**** INFORMATION GIVEN
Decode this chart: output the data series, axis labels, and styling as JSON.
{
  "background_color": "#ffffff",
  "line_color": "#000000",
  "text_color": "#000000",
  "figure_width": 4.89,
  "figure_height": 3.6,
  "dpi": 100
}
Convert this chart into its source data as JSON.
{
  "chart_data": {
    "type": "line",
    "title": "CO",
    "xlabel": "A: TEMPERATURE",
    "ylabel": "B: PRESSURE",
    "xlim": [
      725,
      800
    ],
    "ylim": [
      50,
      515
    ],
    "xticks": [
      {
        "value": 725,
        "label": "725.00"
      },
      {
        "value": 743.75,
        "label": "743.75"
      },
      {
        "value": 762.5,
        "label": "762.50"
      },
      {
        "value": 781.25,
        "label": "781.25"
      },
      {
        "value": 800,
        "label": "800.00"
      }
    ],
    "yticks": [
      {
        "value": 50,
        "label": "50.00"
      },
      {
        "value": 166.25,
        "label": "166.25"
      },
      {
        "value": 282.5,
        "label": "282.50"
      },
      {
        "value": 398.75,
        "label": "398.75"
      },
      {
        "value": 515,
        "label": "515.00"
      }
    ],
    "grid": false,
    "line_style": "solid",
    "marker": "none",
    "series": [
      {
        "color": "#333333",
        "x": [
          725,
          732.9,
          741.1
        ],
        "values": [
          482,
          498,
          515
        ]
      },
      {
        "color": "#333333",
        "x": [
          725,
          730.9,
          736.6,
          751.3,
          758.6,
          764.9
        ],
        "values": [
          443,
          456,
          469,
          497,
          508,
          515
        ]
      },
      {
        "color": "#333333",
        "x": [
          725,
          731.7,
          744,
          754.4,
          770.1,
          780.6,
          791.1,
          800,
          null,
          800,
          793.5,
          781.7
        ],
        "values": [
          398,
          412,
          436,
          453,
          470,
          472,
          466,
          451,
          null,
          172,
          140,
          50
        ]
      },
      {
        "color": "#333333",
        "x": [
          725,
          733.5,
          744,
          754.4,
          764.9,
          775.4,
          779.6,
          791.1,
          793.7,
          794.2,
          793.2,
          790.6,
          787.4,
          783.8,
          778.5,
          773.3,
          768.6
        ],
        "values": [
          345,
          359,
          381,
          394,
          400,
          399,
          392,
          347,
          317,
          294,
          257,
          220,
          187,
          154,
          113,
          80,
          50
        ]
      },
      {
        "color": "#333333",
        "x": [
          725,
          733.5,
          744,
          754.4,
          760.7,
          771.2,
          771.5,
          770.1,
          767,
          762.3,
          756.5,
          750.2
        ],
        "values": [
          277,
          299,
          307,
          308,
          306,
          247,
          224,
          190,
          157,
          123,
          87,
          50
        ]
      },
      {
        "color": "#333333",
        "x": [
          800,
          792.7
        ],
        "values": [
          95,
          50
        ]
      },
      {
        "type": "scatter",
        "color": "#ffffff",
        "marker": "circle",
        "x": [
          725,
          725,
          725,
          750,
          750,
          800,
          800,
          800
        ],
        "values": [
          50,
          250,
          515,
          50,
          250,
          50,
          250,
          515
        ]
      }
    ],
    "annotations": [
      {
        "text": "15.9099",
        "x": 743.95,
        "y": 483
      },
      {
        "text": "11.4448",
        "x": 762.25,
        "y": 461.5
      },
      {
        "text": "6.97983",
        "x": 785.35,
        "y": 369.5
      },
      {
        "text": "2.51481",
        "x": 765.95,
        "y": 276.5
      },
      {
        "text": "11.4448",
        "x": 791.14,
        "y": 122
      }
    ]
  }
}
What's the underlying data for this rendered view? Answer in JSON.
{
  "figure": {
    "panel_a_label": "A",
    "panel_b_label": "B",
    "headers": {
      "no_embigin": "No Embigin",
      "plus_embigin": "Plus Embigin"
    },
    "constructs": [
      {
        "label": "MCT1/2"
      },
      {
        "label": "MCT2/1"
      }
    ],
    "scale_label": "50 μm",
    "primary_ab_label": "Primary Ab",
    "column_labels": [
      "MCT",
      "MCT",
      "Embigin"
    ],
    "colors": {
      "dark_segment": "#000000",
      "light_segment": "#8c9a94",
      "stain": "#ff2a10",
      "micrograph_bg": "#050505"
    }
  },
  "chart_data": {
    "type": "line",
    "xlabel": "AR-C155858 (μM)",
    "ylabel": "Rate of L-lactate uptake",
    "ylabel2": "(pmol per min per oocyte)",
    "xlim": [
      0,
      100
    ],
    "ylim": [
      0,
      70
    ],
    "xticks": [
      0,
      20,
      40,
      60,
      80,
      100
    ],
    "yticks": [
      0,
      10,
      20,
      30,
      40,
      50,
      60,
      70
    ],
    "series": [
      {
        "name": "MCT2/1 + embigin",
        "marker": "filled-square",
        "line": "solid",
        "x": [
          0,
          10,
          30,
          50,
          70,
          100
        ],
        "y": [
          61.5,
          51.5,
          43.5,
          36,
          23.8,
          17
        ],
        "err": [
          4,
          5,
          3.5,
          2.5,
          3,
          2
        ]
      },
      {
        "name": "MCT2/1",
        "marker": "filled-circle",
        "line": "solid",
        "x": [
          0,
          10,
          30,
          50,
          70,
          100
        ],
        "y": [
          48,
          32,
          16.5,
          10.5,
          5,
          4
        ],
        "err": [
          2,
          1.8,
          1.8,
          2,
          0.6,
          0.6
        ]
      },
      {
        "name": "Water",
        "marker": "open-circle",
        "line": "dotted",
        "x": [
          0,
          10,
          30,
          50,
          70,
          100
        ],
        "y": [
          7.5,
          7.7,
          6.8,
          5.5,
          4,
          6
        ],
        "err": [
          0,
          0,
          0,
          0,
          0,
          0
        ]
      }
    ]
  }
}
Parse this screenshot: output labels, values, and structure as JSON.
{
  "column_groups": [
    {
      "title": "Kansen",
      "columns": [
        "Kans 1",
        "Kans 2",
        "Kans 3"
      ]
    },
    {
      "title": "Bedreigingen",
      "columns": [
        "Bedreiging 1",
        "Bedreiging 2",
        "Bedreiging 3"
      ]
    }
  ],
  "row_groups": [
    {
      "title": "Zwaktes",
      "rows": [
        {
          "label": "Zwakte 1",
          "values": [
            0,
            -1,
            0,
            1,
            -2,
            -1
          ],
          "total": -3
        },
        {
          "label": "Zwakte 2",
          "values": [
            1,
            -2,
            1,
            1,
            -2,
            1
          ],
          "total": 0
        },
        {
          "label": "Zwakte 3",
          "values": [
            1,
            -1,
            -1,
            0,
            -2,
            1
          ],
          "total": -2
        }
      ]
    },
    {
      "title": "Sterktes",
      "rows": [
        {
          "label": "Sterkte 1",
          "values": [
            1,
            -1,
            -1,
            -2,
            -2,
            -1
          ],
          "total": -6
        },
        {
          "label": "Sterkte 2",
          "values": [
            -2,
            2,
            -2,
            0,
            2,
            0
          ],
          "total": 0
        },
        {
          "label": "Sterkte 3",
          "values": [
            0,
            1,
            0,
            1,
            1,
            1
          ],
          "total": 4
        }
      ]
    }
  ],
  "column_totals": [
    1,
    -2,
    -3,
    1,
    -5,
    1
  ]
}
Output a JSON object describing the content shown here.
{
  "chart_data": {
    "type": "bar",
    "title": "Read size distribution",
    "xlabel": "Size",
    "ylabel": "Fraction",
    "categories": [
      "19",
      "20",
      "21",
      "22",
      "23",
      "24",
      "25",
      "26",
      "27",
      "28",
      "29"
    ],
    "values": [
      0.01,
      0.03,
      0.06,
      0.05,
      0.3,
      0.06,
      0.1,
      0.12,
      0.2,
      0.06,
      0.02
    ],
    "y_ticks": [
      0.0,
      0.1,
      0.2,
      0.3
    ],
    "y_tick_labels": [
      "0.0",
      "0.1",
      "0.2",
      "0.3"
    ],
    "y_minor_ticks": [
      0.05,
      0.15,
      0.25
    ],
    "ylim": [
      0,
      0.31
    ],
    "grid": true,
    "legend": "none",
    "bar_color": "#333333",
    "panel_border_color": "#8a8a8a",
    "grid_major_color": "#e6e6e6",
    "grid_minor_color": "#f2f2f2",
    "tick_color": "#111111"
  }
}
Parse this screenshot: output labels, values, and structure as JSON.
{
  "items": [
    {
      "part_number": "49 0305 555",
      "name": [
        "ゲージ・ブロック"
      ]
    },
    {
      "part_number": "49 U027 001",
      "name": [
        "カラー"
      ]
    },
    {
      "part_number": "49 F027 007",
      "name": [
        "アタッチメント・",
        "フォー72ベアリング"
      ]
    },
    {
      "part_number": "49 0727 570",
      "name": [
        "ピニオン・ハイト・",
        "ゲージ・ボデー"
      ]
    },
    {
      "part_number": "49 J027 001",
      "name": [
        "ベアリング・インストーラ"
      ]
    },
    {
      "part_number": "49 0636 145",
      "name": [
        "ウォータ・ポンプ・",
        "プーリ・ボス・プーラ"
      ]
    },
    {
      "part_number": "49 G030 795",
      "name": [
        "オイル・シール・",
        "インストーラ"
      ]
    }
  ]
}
********
Copy each line of the data above that holds "filled".

— EXERCISE OUTPUT —
        "marker": "filled-square",
        "marker": "filled-circle",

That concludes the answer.